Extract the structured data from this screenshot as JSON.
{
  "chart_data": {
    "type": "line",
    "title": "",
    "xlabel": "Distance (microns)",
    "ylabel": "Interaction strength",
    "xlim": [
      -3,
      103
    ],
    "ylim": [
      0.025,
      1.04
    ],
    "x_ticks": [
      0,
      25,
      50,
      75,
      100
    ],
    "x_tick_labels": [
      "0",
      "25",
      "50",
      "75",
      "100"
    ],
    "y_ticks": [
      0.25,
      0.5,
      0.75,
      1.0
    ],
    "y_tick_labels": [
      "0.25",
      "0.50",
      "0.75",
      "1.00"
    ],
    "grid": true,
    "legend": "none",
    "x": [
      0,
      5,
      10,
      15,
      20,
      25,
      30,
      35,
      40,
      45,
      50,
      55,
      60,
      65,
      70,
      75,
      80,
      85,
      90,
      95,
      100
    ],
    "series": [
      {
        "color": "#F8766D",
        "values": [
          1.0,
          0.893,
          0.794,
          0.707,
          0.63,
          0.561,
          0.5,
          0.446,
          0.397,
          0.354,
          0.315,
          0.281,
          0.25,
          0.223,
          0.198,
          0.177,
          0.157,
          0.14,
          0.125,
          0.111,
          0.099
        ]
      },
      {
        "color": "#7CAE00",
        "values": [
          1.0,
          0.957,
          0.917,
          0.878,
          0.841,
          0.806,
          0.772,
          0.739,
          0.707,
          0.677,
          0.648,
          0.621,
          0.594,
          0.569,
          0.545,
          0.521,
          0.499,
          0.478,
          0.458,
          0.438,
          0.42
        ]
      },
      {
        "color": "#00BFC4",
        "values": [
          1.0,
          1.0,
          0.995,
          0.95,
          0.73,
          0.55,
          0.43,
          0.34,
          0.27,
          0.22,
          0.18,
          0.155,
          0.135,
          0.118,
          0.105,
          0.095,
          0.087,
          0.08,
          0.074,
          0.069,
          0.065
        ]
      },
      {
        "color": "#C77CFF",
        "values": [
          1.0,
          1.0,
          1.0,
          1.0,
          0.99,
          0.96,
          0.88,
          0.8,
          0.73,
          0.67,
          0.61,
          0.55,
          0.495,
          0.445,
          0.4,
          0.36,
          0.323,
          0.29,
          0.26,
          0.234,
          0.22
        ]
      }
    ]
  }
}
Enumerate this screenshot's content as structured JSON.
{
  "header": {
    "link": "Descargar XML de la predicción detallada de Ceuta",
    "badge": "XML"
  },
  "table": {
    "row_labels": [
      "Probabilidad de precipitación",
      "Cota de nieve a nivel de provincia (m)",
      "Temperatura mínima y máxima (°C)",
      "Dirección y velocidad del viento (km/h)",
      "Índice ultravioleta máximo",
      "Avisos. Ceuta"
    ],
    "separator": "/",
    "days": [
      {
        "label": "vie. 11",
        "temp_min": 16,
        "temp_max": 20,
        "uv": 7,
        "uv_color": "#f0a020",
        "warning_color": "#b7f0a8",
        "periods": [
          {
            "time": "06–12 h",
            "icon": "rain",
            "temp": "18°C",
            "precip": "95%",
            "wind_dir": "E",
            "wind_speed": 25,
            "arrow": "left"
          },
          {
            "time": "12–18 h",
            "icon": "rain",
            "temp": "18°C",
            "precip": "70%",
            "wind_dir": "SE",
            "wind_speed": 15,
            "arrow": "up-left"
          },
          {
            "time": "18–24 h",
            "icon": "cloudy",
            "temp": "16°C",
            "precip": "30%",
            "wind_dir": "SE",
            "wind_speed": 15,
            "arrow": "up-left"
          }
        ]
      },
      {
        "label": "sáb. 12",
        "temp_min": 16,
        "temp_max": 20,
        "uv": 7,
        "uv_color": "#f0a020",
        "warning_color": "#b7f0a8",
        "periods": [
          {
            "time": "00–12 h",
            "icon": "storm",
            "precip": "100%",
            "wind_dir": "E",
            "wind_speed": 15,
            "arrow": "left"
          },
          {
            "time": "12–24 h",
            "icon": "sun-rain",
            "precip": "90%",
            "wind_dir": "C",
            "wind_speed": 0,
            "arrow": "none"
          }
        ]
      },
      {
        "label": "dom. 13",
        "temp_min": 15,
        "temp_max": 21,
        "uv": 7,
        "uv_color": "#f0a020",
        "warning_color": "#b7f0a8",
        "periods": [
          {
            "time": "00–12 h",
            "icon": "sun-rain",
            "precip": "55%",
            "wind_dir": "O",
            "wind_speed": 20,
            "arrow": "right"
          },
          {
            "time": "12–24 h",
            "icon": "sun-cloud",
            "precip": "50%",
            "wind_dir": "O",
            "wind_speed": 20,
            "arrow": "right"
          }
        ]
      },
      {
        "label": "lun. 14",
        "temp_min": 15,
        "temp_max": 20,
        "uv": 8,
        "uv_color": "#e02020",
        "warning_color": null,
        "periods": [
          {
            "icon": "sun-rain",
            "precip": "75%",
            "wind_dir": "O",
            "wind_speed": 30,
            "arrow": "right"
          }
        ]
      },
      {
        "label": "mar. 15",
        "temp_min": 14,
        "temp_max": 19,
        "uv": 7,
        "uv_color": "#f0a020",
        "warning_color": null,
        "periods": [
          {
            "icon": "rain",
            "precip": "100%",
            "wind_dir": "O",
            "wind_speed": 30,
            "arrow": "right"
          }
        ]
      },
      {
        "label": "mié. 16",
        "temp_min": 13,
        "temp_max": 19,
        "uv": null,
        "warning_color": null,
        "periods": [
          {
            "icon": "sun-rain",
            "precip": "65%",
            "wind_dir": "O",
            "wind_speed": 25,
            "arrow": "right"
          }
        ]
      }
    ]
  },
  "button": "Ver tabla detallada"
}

========================================================================

**Exercise requirements:** Write out each line of the data above again, exactly as given.

**Written solution:**
Extract the structured data from this screenshot as JSON.
{
  "chart_data": {
    "type": "line",
    "title": "",
    "xlabel": "Distance (microns)",
    "ylabel": "Interaction strength",
    "xlim": [
      -3,
      103
    ],
    "ylim": [
      0.025,
      1.04
    ],
    "x_ticks": [
      0,
      25,
      50,
      75,
      100
    ],
    "x_tick_labels": [
      "0",
      "25",
      "50",
      "75",
      "100"
    ],
    "y_ticks": [
      0.25,
      0.5,
      0.75,
      1.0
    ],
    "y_tick_labels": [
      "0.25",
      "0.50",
      "0.75",
      "1.00"
    ],
    "grid": true,
    "legend": "none",
    "x": [
      0,
      5,
      10,
      15,
      20,
      25,
      30,
      35,
      40,
      45,
      50,
      55,
      60,
      65,
      70,
      75,
      80,
      85,
      90,
      95,
      100
    ],
    "series": [
      {
        "color": "#F8766D",
        "values": [
          1.0,
          0.893,
          0.794,
          0.707,
          0.63,
          0.561,
          0.5,
          0.446,
          0.397,
          0.354,
          0.315,
          0.281,
          0.25,
          0.223,
          0.198,
          0.177,
          0.157,
          0.14,
          0.125,
          0.111,
          0.099
        ]
      },
      {
        "color": "#7CAE00",
        "values": [
          1.0,
          0.957,
          0.917,
          0.878,
          0.841,
          0.806,
          0.772,
          0.739,
          0.707,
          0.677,
          0.648,
          0.621,
          0.594,
          0.569,
          0.545,
          0.521,
          0.499,
          0.478,
          0.458,
          0.438,
          0.42
        ]
      },
      {
        "color": "#00BFC4",
        "values": [
          1.0,
          1.0,
          0.995,
          0.95,
          0.73,
          0.55,
          0.43,
          0.34,
          0.27,
          0.22,
          0.18,
          0.155,
          0.135,
          0.118,
          0.105,
          0.095,
          0.087,
          0.08,
          0.074,
          0.069,
          0.065
        ]
      },
      {
        "color": "#C77CFF",
        "values": [
          1.0,
          1.0,
          1.0,
          1.0,
          0.99,
          0.96,
          0.88,
          0.8,
          0.73,
          0.67,
          0.61,
          0.55,
          0.495,
          0.445,
          0.4,
          0.36,
          0.323,
          0.29,
          0.26,
          0.234,
          0.22
        ]
      }
    ]
  }
}
Enumerate this screenshot's content as structured JSON.
{
  "header": {
    "link": "Descargar XML de la predicción detallada de Ceuta",
    "badge": "XML"
  },
  "table": {
    "row_labels": [
      "Probabilidad de precipitación",
      "Cota de nieve a nivel de provincia (m)",
      "Temperatura mínima y máxima (°C)",
      "Dirección y velocidad del viento (km/h)",
      "Índice ultravioleta máximo",
      "Avisos. Ceuta"
    ],
    "separator": "/",
    "days": [
      {
        "label": "vie. 11",
        "temp_min": 16,
        "temp_max": 20,
        "uv": 7,
        "uv_color": "#f0a020",
        "warning_color": "#b7f0a8",
        "periods": [
          {
            "time": "06–12 h",
            "icon": "rain",
            "temp": "18°C",
            "precip": "95%",
            "wind_dir": "E",
            "wind_speed": 25,
            "arrow": "left"
          },
          {
            "time": "12–18 h",
            "icon": "rain",
            "temp": "18°C",
            "precip": "70%",
            "wind_dir": "SE",
            "wind_speed": 15,
            "arrow": "up-left"
          },
          {
            "time": "18–24 h",
            "icon": "cloudy",
            "temp": "16°C",
            "precip": "30%",
            "wind_dir": "SE",
            "wind_speed": 15,
            "arrow": "up-left"
          }
        ]
      },
      {
        "label": "sáb. 12",
        "temp_min": 16,
        "temp_max": 20,
        "uv": 7,
        "uv_color": "#f0a020",
        "warning_color": "#b7f0a8",
        "periods": [
          {
            "time": "00–12 h",
            "icon": "storm",
            "precip": "100%",
            "wind_dir": "E",
            "wind_speed": 15,
            "arrow": "left"
          },
          {
            "time": "12–24 h",
            "icon": "sun-rain",
            "precip": "90%",
            "wind_dir": "C",
            "wind_speed": 0,
            "arrow": "none"
          }
        ]
      },
      {
        "label": "dom. 13",
        "temp_min": 15,
        "temp_max": 21,
        "uv": 7,
        "uv_color": "#f0a020",
        "warning_color": "#b7f0a8",
        "periods": [
          {
            "time": "00–12 h",
            "icon": "sun-rain",
            "precip": "55%",
            "wind_dir": "O",
            "wind_speed": 20,
            "arrow": "right"
          },
          {
            "time": "12–24 h",
            "icon": "sun-cloud",
            "precip": "50%",
            "wind_dir": "O",
            "wind_speed": 20,
            "arrow": "right"
          }
        ]
      },
      {
        "label": "lun. 14",
        "temp_min": 15,
        "temp_max": 20,
        "uv": 8,
        "uv_color": "#e02020",
        "warning_color": null,
        "periods": [
          {
            "icon": "sun-rain",
            "precip": "75%",
            "wind_dir": "O",
            "wind_speed": 30,
            "arrow": "right"
          }
        ]
      },
      {
        "label": "mar. 15",
        "temp_min": 14,
        "temp_max": 19,
        "uv": 7,
        "uv_color": "#f0a020",
        "warning_color": null,
        "periods": [
          {
            "icon": "rain",
            "precip": "100%",
            "wind_dir": "O",
            "wind_speed": 30,
            "arrow": "right"
          }
        ]
      },
      {
        "label": "mié. 16",
        "temp_min": 13,
        "temp_max": 19,
        "uv": null,
        "warning_color": null,
        "periods": [
          {
            "icon": "sun-rain",
            "precip": "65%",
            "wind_dir": "O",
            "wind_speed": 25,
            "arrow": "right"
          }
        ]
      }
    ]
  },
  "button": "Ver tabla detallada"
}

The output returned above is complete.